Show each line from the listing that includes the word "wdziękiem".

+--

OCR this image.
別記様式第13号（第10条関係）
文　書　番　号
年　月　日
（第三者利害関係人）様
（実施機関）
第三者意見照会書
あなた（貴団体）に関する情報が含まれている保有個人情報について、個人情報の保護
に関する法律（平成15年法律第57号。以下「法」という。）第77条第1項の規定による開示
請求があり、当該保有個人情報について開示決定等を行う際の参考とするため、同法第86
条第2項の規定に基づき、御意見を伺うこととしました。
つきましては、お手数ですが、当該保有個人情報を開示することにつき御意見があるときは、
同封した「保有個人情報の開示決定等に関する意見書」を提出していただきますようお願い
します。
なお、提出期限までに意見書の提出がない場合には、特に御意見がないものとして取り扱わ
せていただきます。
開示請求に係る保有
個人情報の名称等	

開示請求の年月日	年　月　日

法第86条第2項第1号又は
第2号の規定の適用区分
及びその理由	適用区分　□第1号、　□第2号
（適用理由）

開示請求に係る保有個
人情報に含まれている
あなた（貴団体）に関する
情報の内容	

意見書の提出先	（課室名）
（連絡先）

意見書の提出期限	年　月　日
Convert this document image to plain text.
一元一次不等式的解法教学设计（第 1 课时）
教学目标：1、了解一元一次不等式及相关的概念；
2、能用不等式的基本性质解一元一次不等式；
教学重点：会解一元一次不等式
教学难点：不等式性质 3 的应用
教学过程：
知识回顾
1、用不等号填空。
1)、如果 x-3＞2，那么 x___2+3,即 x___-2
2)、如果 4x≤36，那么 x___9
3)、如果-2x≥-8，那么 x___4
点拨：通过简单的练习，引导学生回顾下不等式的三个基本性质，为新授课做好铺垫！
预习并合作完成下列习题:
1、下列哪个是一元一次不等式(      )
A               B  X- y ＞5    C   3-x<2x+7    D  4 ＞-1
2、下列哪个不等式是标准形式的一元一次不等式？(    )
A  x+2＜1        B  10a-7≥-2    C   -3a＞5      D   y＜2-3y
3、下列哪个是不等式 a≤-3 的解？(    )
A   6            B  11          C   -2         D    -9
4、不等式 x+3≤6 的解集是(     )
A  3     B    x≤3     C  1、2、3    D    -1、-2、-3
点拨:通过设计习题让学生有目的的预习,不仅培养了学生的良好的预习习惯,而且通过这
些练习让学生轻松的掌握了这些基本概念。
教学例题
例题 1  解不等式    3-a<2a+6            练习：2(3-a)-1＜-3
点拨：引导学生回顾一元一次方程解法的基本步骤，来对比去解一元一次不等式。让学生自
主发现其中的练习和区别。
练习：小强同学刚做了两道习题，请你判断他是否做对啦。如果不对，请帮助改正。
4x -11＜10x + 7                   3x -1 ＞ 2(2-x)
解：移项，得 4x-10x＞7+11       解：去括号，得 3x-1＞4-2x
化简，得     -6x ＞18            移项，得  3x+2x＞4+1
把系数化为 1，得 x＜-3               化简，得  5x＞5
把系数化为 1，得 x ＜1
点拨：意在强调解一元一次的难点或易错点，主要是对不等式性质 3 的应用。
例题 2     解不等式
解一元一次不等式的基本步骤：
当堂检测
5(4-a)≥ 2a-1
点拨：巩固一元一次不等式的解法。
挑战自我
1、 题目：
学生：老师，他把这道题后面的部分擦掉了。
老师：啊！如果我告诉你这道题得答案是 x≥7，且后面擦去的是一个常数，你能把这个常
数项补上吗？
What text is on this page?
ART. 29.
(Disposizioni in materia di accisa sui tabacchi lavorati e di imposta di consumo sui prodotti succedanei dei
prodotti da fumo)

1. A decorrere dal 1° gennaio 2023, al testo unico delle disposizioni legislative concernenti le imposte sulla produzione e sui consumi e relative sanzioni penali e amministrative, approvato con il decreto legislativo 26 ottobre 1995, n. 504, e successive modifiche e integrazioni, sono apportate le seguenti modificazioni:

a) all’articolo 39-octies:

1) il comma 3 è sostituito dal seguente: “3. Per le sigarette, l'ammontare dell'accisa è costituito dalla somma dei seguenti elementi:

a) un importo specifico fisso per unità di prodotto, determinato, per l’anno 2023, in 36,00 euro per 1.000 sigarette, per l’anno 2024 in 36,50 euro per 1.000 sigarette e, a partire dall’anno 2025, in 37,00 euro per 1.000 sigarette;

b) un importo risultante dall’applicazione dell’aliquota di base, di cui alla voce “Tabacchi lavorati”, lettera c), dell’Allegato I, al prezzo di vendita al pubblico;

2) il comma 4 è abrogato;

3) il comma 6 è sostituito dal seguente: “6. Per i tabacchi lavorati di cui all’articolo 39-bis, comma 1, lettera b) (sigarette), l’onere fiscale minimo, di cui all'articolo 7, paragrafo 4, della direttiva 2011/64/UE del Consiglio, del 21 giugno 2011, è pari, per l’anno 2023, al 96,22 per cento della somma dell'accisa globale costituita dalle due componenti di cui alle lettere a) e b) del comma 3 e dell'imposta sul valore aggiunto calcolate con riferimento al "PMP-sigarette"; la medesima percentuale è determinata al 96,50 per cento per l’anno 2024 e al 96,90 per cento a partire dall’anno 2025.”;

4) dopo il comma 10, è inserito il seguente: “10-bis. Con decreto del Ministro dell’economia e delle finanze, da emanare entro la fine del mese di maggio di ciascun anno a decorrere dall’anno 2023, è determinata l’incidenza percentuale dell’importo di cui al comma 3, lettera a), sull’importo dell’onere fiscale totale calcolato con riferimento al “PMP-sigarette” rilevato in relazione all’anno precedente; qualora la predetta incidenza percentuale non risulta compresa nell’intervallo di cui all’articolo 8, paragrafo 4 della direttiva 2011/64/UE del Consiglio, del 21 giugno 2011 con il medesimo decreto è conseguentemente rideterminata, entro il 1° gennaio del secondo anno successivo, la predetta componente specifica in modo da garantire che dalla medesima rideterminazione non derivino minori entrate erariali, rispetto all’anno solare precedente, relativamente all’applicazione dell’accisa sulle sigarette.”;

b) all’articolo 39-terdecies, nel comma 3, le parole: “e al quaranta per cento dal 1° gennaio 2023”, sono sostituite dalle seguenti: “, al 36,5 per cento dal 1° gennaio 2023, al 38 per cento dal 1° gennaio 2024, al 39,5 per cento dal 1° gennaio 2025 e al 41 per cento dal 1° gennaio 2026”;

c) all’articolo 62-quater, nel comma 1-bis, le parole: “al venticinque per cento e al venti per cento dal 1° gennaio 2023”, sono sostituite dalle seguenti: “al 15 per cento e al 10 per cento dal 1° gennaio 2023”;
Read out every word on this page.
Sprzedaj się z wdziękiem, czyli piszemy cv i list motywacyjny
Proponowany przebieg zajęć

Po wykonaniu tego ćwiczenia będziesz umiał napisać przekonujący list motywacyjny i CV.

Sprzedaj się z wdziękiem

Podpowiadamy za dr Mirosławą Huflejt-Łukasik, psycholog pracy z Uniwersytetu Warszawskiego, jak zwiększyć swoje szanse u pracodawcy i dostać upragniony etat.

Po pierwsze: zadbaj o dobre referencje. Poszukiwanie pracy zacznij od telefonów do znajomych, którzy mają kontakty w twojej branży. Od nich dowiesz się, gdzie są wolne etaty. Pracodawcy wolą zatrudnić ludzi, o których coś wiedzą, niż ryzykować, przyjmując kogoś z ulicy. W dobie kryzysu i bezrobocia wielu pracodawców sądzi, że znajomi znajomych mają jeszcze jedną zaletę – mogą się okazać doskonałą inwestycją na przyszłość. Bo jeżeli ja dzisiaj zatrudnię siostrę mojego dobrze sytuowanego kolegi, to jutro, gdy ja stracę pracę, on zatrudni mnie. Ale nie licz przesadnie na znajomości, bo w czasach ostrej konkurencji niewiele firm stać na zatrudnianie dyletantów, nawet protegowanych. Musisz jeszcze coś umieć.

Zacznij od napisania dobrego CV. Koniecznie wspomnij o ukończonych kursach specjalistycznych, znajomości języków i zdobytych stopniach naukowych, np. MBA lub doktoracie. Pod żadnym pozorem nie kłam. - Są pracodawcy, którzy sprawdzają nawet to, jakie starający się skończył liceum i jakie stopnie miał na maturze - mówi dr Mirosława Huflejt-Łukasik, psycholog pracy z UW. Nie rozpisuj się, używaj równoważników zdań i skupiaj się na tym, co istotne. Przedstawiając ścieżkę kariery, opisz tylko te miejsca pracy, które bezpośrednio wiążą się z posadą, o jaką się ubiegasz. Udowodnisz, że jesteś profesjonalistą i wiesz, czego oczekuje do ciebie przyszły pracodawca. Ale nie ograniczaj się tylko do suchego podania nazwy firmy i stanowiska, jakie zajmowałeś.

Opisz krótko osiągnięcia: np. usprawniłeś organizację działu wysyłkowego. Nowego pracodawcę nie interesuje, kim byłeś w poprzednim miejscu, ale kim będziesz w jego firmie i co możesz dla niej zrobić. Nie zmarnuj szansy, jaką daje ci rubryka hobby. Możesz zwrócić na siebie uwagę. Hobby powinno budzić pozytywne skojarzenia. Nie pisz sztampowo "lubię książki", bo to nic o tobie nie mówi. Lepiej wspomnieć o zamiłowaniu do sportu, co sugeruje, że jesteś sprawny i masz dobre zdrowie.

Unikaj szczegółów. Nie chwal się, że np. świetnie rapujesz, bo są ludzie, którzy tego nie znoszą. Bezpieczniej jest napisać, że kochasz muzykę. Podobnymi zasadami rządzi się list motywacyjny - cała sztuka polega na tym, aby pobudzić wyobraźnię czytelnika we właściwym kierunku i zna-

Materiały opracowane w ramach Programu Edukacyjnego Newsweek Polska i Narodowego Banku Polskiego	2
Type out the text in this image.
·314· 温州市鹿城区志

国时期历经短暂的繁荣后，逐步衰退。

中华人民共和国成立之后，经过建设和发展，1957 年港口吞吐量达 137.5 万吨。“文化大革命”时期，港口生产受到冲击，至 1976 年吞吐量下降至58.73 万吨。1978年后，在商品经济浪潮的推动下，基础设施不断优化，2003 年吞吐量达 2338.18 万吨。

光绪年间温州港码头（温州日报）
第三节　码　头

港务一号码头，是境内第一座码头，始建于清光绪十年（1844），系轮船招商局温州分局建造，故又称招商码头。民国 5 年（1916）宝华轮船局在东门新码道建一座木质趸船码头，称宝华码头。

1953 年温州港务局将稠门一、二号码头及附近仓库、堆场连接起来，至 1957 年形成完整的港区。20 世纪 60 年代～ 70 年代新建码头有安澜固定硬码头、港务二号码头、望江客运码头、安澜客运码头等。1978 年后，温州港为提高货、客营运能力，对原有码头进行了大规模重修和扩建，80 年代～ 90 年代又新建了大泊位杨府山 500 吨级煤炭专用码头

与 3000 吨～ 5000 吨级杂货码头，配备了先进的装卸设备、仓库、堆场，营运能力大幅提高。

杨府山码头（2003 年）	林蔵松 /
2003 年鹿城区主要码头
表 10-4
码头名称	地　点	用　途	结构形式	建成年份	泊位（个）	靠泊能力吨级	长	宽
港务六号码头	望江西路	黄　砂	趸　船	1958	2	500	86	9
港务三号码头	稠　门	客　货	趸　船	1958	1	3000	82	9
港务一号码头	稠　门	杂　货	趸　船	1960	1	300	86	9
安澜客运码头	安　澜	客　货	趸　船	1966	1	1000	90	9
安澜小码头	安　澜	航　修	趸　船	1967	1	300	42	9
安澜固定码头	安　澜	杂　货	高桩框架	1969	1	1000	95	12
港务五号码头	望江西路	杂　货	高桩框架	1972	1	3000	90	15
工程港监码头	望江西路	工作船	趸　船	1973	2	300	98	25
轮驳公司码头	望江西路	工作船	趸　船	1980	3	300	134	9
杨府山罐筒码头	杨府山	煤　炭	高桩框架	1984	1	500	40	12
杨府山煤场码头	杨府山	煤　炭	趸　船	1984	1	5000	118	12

+--

■ Solution:
Sprzedaj się z wdziękiem, czyli piszemy cv i list motywacyjny
Sprzedaj się z wdziękiem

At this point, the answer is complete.